▶ **Prompt**
List all lines in the material below that contain "paramétereit".

───

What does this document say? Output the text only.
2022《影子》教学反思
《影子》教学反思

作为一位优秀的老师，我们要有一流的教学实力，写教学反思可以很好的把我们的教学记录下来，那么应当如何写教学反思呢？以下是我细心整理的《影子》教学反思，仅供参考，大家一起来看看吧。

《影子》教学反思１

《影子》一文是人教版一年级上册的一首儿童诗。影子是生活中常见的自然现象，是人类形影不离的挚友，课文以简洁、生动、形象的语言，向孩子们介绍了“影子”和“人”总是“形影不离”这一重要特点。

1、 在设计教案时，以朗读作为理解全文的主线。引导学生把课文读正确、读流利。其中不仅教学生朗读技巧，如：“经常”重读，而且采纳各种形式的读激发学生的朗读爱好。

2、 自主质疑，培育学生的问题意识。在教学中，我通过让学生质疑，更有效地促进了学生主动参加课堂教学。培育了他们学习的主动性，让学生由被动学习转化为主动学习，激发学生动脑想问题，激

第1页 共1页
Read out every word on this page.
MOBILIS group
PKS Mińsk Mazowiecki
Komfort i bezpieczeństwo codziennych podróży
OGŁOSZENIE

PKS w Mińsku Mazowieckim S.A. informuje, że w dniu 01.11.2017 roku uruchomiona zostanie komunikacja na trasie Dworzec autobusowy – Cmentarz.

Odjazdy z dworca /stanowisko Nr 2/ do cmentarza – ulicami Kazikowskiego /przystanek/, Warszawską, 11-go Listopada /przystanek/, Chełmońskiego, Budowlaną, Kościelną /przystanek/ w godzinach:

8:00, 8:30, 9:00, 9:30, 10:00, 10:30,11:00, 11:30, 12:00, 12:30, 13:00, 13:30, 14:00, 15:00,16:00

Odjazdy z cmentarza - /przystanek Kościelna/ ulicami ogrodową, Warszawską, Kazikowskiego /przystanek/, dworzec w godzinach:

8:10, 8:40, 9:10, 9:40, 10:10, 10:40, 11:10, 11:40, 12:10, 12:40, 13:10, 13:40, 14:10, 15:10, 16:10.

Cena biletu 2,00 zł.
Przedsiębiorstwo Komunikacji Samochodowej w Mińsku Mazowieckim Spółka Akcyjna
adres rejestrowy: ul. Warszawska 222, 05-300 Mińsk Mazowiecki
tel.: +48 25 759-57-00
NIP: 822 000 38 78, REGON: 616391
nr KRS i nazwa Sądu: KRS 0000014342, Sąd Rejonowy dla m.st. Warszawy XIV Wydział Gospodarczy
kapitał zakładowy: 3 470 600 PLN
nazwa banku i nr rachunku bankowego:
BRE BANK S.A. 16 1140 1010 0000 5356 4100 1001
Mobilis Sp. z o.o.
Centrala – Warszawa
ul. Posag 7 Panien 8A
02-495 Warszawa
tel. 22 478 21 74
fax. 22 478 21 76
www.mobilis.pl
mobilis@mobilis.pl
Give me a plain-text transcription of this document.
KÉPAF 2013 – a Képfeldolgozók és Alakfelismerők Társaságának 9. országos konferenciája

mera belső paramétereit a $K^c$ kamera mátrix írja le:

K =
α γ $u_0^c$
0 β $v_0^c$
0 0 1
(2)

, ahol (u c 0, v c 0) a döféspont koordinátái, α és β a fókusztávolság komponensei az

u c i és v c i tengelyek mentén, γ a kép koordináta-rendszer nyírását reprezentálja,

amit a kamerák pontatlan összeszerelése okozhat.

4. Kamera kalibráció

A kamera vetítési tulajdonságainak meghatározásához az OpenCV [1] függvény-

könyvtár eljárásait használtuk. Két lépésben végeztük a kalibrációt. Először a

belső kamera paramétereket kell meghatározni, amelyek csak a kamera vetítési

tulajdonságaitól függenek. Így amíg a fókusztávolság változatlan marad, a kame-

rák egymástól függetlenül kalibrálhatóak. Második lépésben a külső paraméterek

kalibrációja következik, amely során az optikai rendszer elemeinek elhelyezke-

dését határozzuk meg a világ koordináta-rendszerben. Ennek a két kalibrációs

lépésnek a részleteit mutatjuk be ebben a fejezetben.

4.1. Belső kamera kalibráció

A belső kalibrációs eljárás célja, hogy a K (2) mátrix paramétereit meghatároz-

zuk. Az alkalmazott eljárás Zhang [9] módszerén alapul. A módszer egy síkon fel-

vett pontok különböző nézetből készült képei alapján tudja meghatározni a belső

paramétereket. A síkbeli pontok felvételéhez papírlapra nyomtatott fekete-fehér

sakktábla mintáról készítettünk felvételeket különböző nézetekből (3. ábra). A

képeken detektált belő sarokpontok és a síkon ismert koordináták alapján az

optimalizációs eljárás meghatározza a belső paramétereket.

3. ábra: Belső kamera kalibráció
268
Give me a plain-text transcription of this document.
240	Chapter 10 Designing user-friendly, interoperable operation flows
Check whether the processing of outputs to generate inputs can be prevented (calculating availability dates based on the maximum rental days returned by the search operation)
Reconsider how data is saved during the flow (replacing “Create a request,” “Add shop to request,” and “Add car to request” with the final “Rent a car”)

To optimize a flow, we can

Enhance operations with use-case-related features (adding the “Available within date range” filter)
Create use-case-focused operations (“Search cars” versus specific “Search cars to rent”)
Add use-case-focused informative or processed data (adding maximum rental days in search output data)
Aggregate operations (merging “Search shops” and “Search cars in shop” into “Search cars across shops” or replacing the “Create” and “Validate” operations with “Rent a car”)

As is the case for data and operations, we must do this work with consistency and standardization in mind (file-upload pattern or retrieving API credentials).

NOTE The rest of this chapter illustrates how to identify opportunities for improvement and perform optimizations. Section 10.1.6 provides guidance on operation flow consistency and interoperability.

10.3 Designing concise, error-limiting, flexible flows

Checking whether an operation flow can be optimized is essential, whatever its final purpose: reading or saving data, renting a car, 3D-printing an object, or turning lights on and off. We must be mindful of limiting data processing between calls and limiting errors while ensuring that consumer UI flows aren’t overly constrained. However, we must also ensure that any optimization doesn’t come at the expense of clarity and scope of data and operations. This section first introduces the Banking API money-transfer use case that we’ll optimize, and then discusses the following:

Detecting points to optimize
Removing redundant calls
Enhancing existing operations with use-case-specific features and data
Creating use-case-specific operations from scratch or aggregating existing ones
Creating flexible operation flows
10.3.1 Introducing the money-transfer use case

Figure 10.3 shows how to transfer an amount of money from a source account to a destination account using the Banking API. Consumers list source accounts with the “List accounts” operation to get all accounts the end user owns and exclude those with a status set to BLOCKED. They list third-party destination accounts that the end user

───

▶ **Response below**
mera belső paramétereit a $K^c$ kamera mátrix írja le:
A belső kalibrációs eljárás célja, hogy a K (2) mátrix paramétereit meghatároz-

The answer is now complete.